TASK TO CARRY OUT ▸
Reproduce all the entries exactly.

RECORD EXTRACTS ▸
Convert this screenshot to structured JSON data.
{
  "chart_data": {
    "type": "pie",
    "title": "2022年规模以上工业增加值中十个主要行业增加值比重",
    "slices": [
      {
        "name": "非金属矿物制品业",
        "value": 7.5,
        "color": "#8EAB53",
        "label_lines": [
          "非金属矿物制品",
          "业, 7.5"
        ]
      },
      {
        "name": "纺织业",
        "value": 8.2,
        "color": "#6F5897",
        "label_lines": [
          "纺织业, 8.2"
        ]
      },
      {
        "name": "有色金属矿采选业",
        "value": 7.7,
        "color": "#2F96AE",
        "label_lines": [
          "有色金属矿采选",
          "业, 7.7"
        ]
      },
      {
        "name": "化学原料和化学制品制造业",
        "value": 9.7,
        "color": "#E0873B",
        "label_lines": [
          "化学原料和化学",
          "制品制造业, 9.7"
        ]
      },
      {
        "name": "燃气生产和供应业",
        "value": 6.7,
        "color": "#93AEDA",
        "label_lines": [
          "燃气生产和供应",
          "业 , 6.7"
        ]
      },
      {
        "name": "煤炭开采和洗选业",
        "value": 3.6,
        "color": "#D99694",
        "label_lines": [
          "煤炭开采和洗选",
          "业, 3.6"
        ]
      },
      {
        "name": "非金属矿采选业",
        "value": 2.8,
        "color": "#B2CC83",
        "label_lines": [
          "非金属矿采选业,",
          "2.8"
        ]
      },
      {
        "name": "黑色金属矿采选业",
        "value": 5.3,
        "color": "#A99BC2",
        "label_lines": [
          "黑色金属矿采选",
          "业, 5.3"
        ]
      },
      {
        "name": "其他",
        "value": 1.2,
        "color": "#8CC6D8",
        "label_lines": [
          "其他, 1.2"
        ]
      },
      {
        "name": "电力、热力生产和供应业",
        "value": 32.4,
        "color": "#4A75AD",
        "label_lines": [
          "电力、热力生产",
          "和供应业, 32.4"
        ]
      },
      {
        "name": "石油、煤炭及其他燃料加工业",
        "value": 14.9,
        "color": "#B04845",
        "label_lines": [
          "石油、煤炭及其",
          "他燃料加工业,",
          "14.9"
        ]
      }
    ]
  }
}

REPLY ▸
Convert this screenshot to structured JSON data.
{
  "chart_data": {
    "type": "pie",
    "title": "2022年规模以上工业增加值中十个主要行业增加值比重",
    "slices": [
      {
        "name": "非金属矿物制品业",
        "value": 7.5,
        "color": "#8EAB53",
        "label_lines": [
          "非金属矿物制品",
          "业, 7.5"
        ]
      },
      {
        "name": "纺织业",
        "value": 8.2,
        "color": "#6F5897",
        "label_lines": [
          "纺织业, 8.2"
        ]
      },
      {
        "name": "有色金属矿采选业",
        "value": 7.7,
        "color": "#2F96AE",
        "label_lines": [
          "有色金属矿采选",
          "业, 7.7"
        ]
      },
      {
        "name": "化学原料和化学制品制造业",
        "value": 9.7,
        "color": "#E0873B",
        "label_lines": [
          "化学原料和化学",
          "制品制造业, 9.7"
        ]
      },
      {
        "name": "燃气生产和供应业",
        "value": 6.7,
        "color": "#93AEDA",
        "label_lines": [
          "燃气生产和供应",
          "业 , 6.7"
        ]
      },
      {
        "name": "煤炭开采和洗选业",
        "value": 3.6,
        "color": "#D99694",
        "label_lines": [
          "煤炭开采和洗选",
          "业, 3.6"
        ]
      },
      {
        "name": "非金属矿采选业",
        "value": 2.8,
        "color": "#B2CC83",
        "label_lines": [
          "非金属矿采选业,",
          "2.8"
        ]
      },
      {
        "name": "黑色金属矿采选业",
        "value": 5.3,
        "color": "#A99BC2",
        "label_lines": [
          "黑色金属矿采选",
          "业, 5.3"
        ]
      },
      {
        "name": "其他",
        "value": 1.2,
        "color": "#8CC6D8",
        "label_lines": [
          "其他, 1.2"
        ]
      },
      {
        "name": "电力、热力生产和供应业",
        "value": 32.4,
        "color": "#4A75AD",
        "label_lines": [
          "电力、热力生产",
          "和供应业, 32.4"
        ]
      },
      {
        "name": "石油、煤炭及其他燃料加工业",
        "value": 14.9,
        "color": "#B04845",
        "label_lines": [
          "石油、煤炭及其",
          "他燃料加工业,",
          "14.9"
        ]
      }
    ]
  }
}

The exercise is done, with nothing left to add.